▶ What you are asked to do:
Give the count of lines that include the string "with". Add nothing to it.

▶ Raw records:
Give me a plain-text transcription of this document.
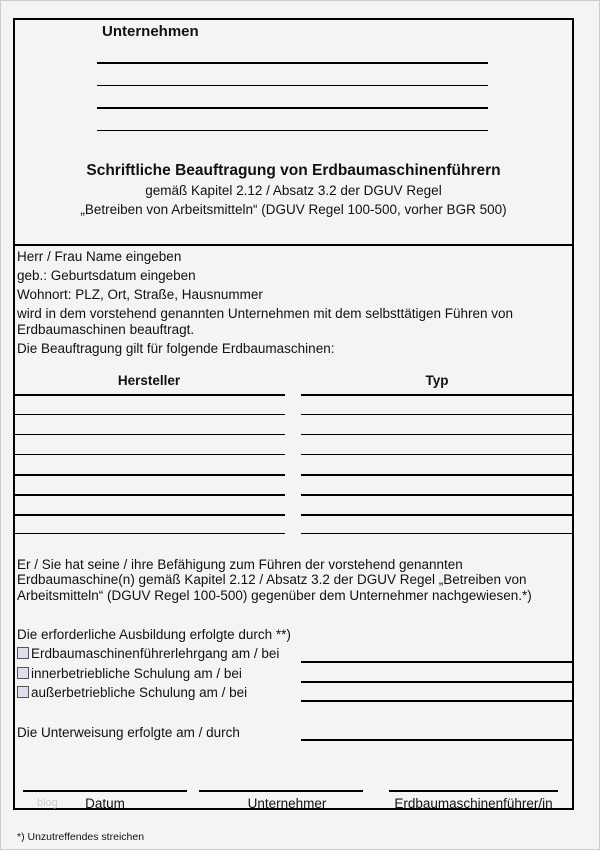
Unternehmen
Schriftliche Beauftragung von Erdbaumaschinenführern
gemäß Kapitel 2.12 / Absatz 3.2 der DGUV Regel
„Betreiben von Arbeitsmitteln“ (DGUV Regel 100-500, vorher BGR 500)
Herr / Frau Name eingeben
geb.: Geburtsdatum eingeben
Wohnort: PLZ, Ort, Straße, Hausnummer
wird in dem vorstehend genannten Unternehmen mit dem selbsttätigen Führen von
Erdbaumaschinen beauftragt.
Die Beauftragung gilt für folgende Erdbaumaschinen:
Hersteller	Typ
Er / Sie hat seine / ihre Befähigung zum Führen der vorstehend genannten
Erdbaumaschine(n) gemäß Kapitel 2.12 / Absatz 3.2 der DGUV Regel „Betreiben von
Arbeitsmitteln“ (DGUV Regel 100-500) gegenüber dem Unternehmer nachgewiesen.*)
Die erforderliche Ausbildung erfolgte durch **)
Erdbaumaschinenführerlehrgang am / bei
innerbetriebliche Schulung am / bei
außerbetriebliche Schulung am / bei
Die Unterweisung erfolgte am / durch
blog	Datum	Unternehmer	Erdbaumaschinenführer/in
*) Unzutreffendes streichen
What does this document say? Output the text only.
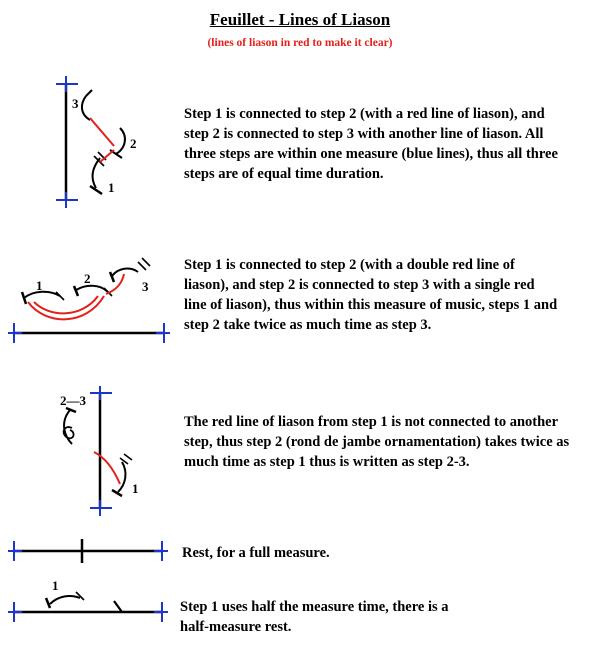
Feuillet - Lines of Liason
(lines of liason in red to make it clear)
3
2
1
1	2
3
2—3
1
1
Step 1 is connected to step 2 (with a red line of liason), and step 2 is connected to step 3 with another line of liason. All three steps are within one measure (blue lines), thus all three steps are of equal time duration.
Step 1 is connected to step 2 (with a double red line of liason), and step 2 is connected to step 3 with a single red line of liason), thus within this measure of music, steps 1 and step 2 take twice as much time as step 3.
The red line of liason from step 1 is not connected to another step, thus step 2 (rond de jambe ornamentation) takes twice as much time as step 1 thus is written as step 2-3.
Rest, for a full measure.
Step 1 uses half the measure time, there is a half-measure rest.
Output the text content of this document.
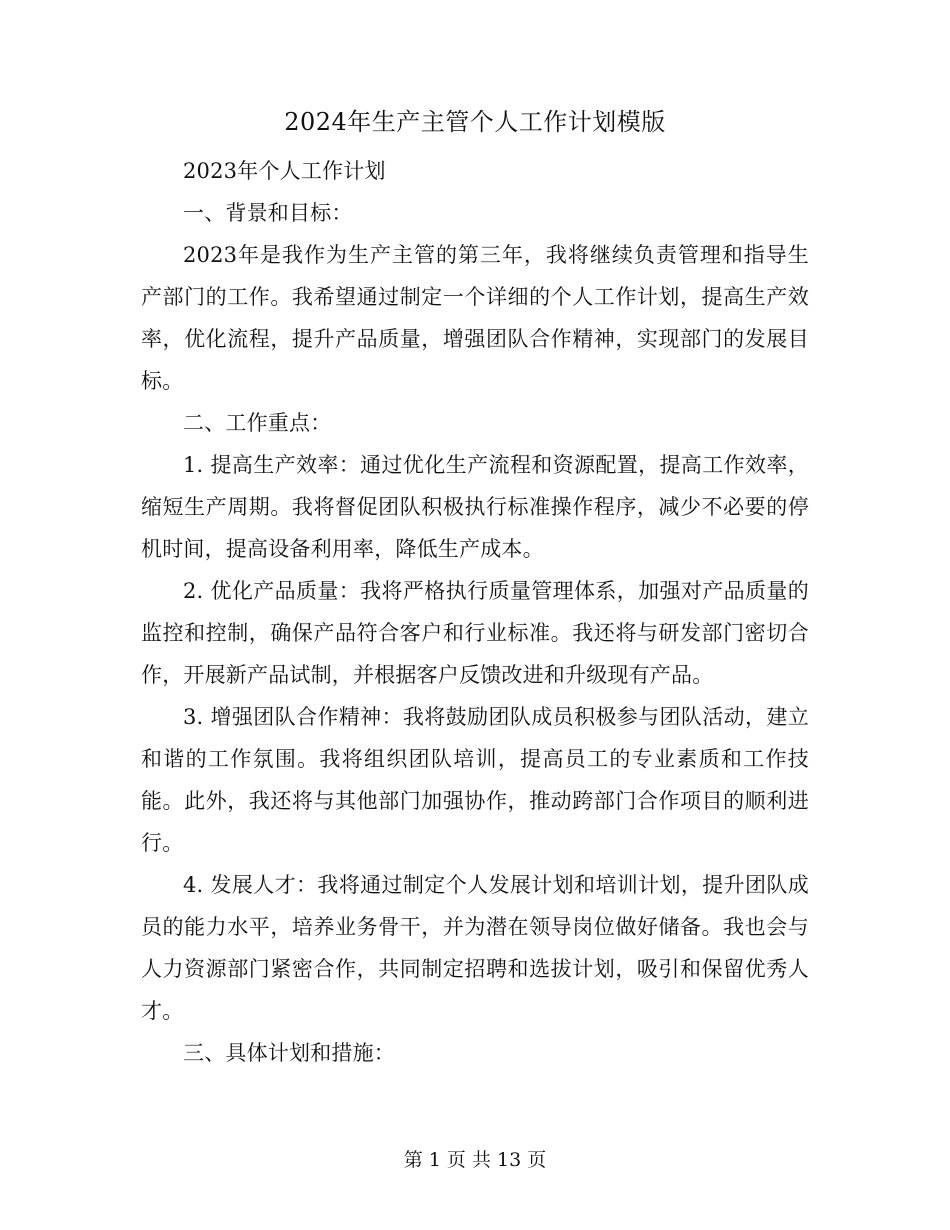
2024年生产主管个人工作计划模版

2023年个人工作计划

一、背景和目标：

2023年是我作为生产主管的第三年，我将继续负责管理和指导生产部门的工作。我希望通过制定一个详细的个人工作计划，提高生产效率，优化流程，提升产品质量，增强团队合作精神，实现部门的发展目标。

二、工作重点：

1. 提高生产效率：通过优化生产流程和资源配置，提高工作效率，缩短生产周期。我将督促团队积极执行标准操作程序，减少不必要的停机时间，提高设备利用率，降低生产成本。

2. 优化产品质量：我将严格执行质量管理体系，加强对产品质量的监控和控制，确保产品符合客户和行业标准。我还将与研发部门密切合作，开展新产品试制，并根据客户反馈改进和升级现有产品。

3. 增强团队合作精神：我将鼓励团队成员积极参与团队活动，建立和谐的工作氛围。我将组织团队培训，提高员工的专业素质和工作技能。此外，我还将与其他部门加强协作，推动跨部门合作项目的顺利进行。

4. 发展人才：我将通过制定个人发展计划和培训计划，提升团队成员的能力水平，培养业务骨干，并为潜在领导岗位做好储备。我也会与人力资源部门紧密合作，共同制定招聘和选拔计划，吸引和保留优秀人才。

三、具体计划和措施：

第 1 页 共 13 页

▶ Reply to the task:
2